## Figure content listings
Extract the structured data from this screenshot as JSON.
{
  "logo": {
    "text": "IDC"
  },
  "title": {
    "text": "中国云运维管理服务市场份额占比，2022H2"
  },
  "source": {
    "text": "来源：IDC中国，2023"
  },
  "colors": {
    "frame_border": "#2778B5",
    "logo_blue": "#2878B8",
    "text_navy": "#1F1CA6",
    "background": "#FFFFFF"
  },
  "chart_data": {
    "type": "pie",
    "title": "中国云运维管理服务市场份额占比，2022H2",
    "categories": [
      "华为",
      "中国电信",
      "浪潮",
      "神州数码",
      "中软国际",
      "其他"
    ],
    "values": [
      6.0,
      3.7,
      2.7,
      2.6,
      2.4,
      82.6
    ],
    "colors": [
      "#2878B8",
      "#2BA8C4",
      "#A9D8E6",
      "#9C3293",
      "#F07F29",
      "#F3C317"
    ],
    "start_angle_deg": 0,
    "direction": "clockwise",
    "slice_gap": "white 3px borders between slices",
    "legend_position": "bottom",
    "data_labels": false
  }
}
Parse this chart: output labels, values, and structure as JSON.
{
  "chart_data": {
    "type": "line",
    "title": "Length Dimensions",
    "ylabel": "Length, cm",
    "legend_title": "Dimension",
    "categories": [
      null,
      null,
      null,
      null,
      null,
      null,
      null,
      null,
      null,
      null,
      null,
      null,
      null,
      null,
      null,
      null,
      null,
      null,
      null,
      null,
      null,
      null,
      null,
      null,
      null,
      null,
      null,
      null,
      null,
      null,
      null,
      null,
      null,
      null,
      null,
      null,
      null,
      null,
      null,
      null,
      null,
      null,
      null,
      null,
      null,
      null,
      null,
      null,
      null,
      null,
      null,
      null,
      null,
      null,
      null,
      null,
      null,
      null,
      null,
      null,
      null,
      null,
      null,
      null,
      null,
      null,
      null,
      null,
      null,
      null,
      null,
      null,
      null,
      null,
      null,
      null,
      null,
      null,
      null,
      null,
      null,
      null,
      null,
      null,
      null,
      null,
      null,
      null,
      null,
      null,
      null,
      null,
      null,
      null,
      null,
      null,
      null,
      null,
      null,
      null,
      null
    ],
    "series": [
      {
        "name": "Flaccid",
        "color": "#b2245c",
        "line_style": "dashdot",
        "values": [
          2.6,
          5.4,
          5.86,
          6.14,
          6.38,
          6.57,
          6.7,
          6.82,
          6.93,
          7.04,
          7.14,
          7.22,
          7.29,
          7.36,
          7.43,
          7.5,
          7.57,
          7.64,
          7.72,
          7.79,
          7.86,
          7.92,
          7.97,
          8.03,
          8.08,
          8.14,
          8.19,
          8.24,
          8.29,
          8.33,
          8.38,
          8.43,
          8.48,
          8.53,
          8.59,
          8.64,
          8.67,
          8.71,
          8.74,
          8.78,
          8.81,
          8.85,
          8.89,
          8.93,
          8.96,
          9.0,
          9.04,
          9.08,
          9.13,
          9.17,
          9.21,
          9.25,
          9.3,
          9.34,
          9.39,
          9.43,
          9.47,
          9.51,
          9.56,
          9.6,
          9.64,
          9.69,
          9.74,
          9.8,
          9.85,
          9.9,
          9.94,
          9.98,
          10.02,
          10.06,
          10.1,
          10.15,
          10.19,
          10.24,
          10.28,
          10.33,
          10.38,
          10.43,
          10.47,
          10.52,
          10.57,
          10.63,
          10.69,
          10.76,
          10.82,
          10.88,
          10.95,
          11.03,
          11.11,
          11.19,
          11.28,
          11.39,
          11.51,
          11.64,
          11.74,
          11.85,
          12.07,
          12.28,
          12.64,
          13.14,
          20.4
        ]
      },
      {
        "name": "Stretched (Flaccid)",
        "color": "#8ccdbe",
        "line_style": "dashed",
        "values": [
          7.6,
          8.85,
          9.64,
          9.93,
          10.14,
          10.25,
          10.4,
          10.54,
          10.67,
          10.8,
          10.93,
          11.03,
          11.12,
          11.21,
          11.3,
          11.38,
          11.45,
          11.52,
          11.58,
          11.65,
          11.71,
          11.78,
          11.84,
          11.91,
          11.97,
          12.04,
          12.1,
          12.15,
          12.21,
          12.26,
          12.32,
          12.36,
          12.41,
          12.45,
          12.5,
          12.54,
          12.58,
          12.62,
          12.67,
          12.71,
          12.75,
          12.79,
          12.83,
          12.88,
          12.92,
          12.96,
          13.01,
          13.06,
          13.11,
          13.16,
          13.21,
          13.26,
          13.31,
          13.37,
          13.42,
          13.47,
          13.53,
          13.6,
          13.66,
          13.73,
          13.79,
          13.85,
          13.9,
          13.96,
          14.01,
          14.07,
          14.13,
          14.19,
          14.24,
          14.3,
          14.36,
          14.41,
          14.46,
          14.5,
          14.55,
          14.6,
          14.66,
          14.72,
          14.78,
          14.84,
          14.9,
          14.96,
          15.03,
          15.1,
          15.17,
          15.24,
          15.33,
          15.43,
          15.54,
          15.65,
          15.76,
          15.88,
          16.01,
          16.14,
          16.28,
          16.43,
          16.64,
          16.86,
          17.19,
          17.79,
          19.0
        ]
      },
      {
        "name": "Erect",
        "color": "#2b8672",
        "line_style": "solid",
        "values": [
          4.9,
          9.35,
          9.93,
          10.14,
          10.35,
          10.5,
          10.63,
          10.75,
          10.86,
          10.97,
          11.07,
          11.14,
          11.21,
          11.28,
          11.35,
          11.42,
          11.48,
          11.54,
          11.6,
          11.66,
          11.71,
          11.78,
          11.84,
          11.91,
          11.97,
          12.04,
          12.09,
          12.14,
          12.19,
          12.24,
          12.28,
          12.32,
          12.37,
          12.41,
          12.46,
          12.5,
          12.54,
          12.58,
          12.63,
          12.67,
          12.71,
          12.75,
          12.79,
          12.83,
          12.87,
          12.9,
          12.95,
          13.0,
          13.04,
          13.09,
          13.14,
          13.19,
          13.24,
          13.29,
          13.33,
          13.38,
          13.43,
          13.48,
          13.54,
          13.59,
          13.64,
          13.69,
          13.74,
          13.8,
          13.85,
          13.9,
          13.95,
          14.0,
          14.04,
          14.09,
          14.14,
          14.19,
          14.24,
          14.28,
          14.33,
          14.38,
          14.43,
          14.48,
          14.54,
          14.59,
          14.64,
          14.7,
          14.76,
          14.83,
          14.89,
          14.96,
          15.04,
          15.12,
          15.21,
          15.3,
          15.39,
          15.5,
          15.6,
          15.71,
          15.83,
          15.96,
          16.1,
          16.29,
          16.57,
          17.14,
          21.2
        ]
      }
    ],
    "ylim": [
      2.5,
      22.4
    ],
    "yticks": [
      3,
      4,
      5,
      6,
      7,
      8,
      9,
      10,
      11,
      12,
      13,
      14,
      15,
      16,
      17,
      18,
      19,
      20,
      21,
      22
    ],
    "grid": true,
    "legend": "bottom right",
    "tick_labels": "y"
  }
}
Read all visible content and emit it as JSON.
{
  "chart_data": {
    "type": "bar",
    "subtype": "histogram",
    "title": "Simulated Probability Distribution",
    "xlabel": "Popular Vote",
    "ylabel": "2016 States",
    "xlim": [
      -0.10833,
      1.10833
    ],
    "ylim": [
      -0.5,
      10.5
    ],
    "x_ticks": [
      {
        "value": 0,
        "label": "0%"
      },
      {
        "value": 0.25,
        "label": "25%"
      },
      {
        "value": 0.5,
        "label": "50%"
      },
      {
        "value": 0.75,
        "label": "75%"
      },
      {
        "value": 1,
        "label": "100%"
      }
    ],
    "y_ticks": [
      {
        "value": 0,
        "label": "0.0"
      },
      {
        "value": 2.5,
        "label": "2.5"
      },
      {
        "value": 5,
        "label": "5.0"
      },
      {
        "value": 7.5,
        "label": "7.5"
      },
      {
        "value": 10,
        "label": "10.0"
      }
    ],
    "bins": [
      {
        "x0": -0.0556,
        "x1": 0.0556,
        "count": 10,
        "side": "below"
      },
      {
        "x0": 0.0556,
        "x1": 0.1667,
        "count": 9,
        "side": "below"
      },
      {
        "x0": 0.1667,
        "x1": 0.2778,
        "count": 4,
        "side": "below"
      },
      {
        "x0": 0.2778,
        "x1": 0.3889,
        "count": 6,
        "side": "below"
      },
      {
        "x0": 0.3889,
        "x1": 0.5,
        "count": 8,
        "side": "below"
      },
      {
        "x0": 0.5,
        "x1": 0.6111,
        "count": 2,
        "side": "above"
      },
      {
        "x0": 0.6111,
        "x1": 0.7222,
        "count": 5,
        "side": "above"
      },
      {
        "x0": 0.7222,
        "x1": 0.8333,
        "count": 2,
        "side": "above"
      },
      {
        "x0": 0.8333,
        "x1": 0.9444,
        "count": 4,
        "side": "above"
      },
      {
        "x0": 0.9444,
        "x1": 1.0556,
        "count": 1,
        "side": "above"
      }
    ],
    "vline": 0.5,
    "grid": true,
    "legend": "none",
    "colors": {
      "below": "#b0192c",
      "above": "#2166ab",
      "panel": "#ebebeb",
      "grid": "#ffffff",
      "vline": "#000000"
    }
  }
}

## Problem
Search the data above for the string "count" and return every line that has it.

## Solution below
        "count": 10,
        "count": 9,
        "count": 4,
        "count": 6,
        "count": 8,
        "count": 2,
        "count": 5,
        "count": 2,
        "count": 4,
        "count": 1,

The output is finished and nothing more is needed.